Omit the pictures and output every entry below exactly as written.

Dataset rows about figures:
--- START ---

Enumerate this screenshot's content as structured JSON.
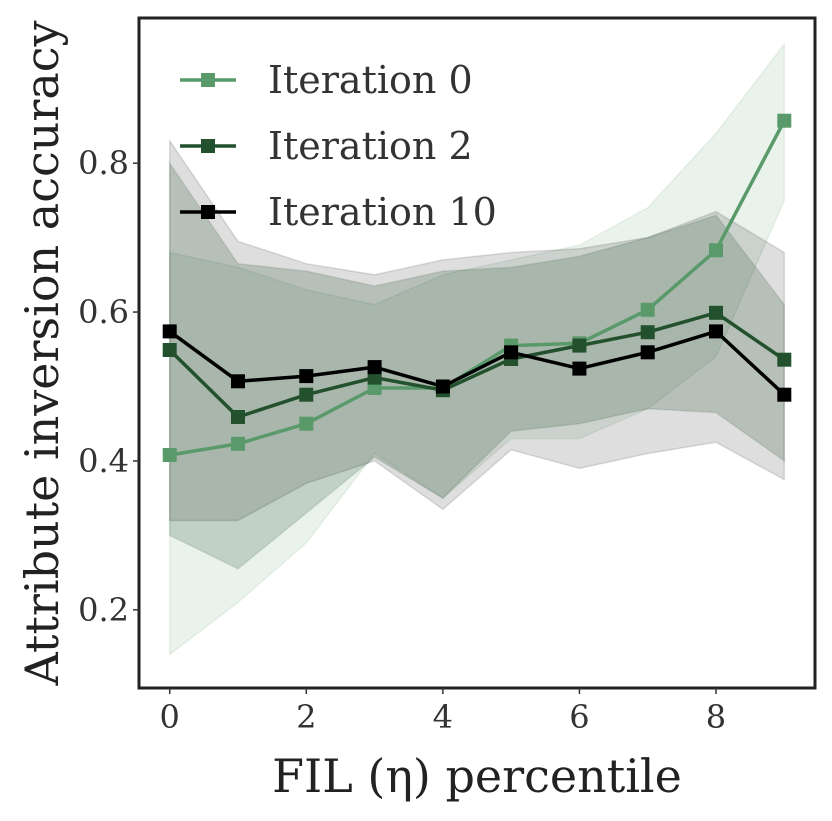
{
  "chart_data": {
    "type": "line",
    "title": "",
    "xlabel": "FIL (η) percentile",
    "ylabel": "Attribute inversion accuracy",
    "xlim": [
      -0.45,
      9.45
    ],
    "ylim": [
      0.095,
      0.995
    ],
    "xticks": [
      0,
      2,
      4,
      6,
      8
    ],
    "xtick_labels": [
      "0",
      "2",
      "4",
      "6",
      "8"
    ],
    "yticks": [
      0.2,
      0.4,
      0.6,
      0.8
    ],
    "ytick_labels": [
      "0.2",
      "0.4",
      "0.6",
      "0.8"
    ],
    "grid": false,
    "legend_position": "top-left",
    "x": [
      0,
      1,
      2,
      3,
      4,
      5,
      6,
      7,
      8,
      9
    ],
    "series": [
      {
        "name": "Iteration 0",
        "color": "#5a9a6a",
        "values": [
          0.408,
          0.423,
          0.45,
          0.498,
          0.498,
          0.555,
          0.558,
          0.603,
          0.683,
          0.857
        ],
        "band_upper": [
          0.68,
          0.66,
          0.63,
          0.61,
          0.65,
          0.67,
          0.69,
          0.74,
          0.84,
          0.96
        ],
        "band_lower": [
          0.14,
          0.21,
          0.29,
          0.41,
          0.35,
          0.43,
          0.43,
          0.47,
          0.54,
          0.75
        ]
      },
      {
        "name": "Iteration 2",
        "color": "#23512d",
        "values": [
          0.549,
          0.459,
          0.489,
          0.512,
          0.495,
          0.537,
          0.555,
          0.573,
          0.599,
          0.536
        ],
        "band_upper": [
          0.8,
          0.665,
          0.655,
          0.635,
          0.655,
          0.66,
          0.675,
          0.7,
          0.73,
          0.61
        ],
        "band_lower": [
          0.3,
          0.255,
          0.33,
          0.405,
          0.35,
          0.44,
          0.45,
          0.47,
          0.465,
          0.4
        ]
      },
      {
        "name": "Iteration 10",
        "color": "#000000",
        "values": [
          0.574,
          0.507,
          0.514,
          0.526,
          0.5,
          0.546,
          0.524,
          0.546,
          0.574,
          0.489
        ],
        "band_upper": [
          0.83,
          0.695,
          0.665,
          0.65,
          0.67,
          0.68,
          0.685,
          0.7,
          0.735,
          0.68
        ],
        "band_lower": [
          0.32,
          0.32,
          0.37,
          0.4,
          0.335,
          0.415,
          0.39,
          0.41,
          0.425,
          0.375
        ]
      }
    ]
  }
}
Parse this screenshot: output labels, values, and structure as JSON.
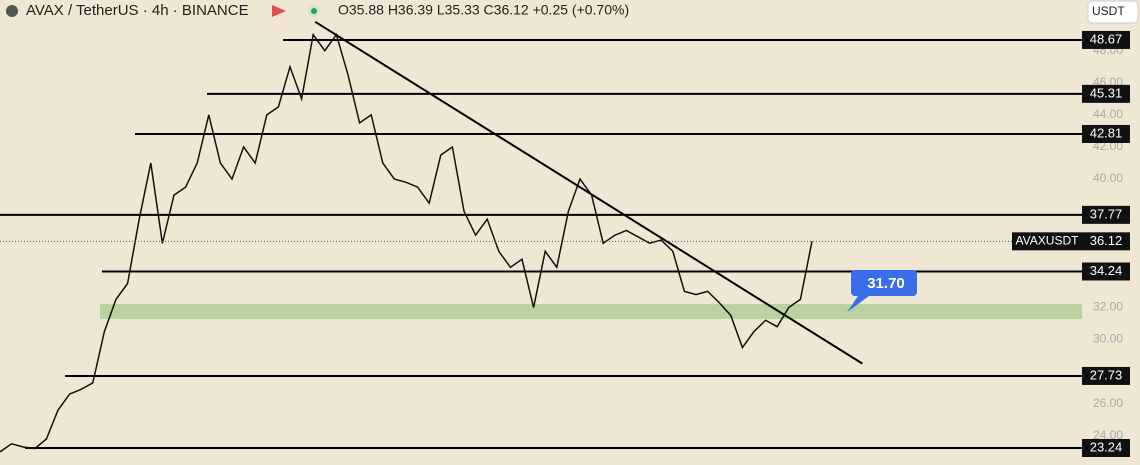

--- END ---

• [Result of the task]:
Enumerate this screenshot's content as structured JSON.
{
  "chart_data": {
    "type": "line",
    "title": "",
    "xlabel": "FIL (η) percentile",
    "ylabel": "Attribute inversion accuracy",
    "xlim": [
      -0.45,
      9.45
    ],
    "ylim": [
      0.095,
      0.995
    ],
    "xticks": [
      0,
      2,
      4,
      6,
      8
    ],
    "xtick_labels": [
      "0",
      "2",
      "4",
      "6",
      "8"
    ],
    "yticks": [
      0.2,
      0.4,
      0.6,
      0.8
    ],
    "ytick_labels": [
      "0.2",
      "0.4",
      "0.6",
      "0.8"
    ],
    "grid": false,
    "legend_position": "top-left",
    "x": [
      0,
      1,
      2,
      3,
      4,
      5,
      6,
      7,
      8,
      9
    ],
    "series": [
      {
        "name": "Iteration 0",
        "color": "#5a9a6a",
        "values": [
          0.408,
          0.423,
          0.45,
          0.498,
          0.498,
          0.555,
          0.558,
          0.603,
          0.683,
          0.857
        ],
        "band_upper": [
          0.68,
          0.66,
          0.63,
          0.61,
          0.65,
          0.67,
          0.69,
          0.74,
          0.84,
          0.96
        ],
        "band_lower": [
          0.14,
          0.21,
          0.29,
          0.41,
          0.35,
          0.43,
          0.43,
          0.47,
          0.54,
          0.75
        ]
      },
      {
        "name": "Iteration 2",
        "color": "#23512d",
        "values": [
          0.549,
          0.459,
          0.489,
          0.512,
          0.495,
          0.537,
          0.555,
          0.573,
          0.599,
          0.536
        ],
        "band_upper": [
          0.8,
          0.665,
          0.655,
          0.635,
          0.655,
          0.66,
          0.675,
          0.7,
          0.73,
          0.61
        ],
        "band_lower": [
          0.3,
          0.255,
          0.33,
          0.405,
          0.35,
          0.44,
          0.45,
          0.47,
          0.465,
          0.4
        ]
      },
      {
        "name": "Iteration 10",
        "color": "#000000",
        "values": [
          0.574,
          0.507,
          0.514,
          0.526,
          0.5,
          0.546,
          0.524,
          0.546,
          0.574,
          0.489
        ],
        "band_upper": [
          0.83,
          0.695,
          0.665,
          0.65,
          0.67,
          0.68,
          0.685,
          0.7,
          0.735,
          0.68
        ],
        "band_lower": [
          0.32,
          0.32,
          0.37,
          0.4,
          0.335,
          0.415,
          0.39,
          0.41,
          0.425,
          0.375
        ]
      }
    ]
  }
}
Parse this screenshot: output labels, values, and structure as JSON.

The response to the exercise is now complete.